DIRECTIVE:
Pick out all lines of the entries that include the word "title" and copy them.

Items from a figure collection
===============
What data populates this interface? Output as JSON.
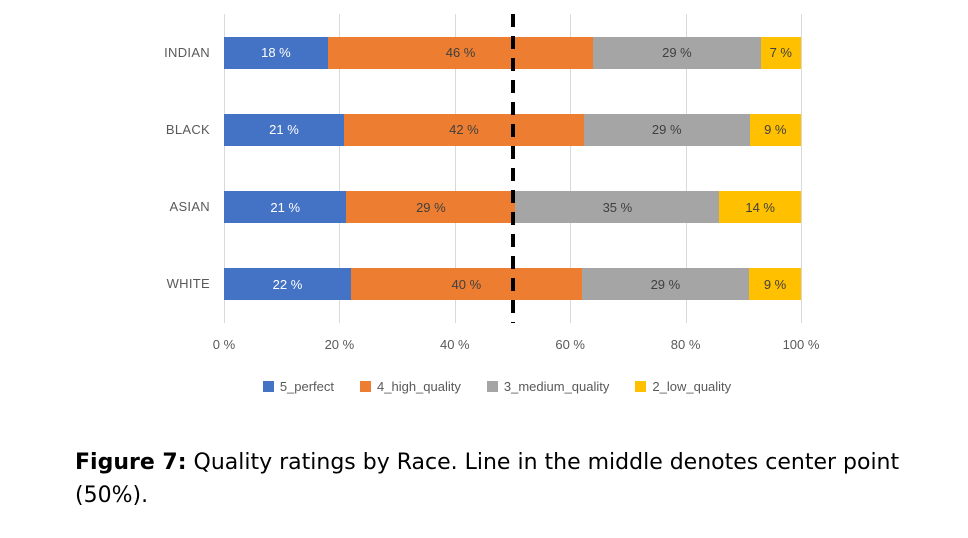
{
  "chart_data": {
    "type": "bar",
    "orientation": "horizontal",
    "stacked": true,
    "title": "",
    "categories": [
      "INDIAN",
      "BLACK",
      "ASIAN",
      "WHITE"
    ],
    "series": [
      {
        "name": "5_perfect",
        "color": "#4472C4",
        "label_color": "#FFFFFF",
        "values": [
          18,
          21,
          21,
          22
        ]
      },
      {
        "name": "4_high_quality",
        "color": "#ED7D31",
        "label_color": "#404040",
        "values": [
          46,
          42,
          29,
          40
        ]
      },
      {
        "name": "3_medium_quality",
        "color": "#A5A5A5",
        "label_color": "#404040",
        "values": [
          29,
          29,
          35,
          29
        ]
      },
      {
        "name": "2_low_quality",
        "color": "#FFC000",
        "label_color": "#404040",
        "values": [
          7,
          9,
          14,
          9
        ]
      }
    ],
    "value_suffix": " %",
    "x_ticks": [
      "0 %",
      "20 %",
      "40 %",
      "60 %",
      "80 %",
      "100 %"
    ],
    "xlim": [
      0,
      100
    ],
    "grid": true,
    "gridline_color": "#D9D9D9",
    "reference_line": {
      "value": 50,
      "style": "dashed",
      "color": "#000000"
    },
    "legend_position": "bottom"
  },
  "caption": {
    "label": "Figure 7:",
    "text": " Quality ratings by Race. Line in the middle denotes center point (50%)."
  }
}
===============
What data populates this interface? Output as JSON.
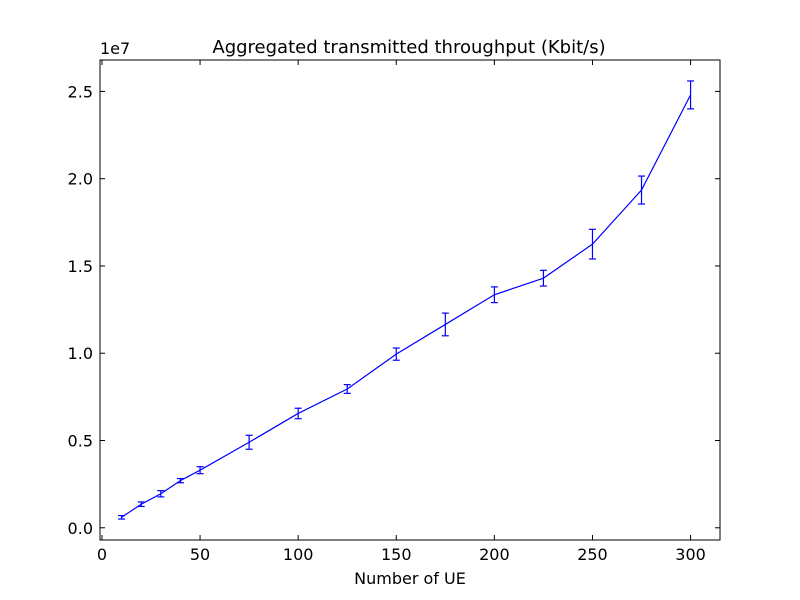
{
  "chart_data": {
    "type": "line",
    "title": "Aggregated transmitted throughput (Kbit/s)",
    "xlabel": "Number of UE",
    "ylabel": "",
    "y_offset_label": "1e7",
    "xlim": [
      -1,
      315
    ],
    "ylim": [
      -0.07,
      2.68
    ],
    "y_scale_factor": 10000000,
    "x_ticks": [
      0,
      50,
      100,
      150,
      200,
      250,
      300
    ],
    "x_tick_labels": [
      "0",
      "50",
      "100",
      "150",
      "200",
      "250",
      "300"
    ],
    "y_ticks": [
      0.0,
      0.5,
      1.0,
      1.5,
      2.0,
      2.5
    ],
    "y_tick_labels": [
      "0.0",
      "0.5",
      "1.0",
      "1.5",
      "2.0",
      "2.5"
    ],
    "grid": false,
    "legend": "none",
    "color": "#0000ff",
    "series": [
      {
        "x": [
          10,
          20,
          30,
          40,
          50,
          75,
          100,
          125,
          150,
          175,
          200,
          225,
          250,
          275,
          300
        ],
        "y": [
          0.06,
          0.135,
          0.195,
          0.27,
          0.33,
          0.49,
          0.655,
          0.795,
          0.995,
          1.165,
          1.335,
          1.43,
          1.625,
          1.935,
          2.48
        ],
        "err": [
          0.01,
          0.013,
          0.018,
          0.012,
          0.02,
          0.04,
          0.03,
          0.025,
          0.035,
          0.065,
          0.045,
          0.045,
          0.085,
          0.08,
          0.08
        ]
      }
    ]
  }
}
===============
EXERCISE RESPONSE:
    "title": "",
    "title": "Aggregated transmitted throughput (Kbit/s)",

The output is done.